(Extracted data entries)
════

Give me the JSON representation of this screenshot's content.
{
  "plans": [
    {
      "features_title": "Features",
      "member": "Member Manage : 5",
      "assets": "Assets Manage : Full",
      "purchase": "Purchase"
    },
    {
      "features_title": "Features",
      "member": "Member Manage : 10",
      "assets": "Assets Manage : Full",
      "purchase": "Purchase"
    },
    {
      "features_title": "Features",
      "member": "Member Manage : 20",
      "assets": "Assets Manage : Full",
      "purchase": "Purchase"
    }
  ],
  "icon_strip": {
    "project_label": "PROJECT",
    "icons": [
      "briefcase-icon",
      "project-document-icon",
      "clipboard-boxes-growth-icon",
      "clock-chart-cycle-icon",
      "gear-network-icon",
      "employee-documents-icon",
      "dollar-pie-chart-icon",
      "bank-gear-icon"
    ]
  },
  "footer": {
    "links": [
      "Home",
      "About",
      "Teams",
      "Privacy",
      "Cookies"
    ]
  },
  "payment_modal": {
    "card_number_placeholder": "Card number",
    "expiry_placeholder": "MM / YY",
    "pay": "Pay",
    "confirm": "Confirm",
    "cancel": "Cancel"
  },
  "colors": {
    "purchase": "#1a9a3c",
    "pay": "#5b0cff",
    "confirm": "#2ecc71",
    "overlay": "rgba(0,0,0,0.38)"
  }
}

════

--- SET PROBLEM ---
Return each entry from the material above exactly as it appears.

--- RESPONSE ---
Give me the JSON representation of this screenshot's content.
{
  "plans": [
    {
      "features_title": "Features",
      "member": "Member Manage : 5",
      "assets": "Assets Manage : Full",
      "purchase": "Purchase"
    },
    {
      "features_title": "Features",
      "member": "Member Manage : 10",
      "assets": "Assets Manage : Full",
      "purchase": "Purchase"
    },
    {
      "features_title": "Features",
      "member": "Member Manage : 20",
      "assets": "Assets Manage : Full",
      "purchase": "Purchase"
    }
  ],
  "icon_strip": {
    "project_label": "PROJECT",
    "icons": [
      "briefcase-icon",
      "project-document-icon",
      "clipboard-boxes-growth-icon",
      "clock-chart-cycle-icon",
      "gear-network-icon",
      "employee-documents-icon",
      "dollar-pie-chart-icon",
      "bank-gear-icon"
    ]
  },
  "footer": {
    "links": [
      "Home",
      "About",
      "Teams",
      "Privacy",
      "Cookies"
    ]
  },
  "payment_modal": {
    "card_number_placeholder": "Card number",
    "expiry_placeholder": "MM / YY",
    "pay": "Pay",
    "confirm": "Confirm",
    "cancel": "Cancel"
  },
  "colors": {
    "purchase": "#1a9a3c",
    "pay": "#5b0cff",
    "confirm": "#2ecc71",
    "overlay": "rgba(0,0,0,0.38)"
  }
}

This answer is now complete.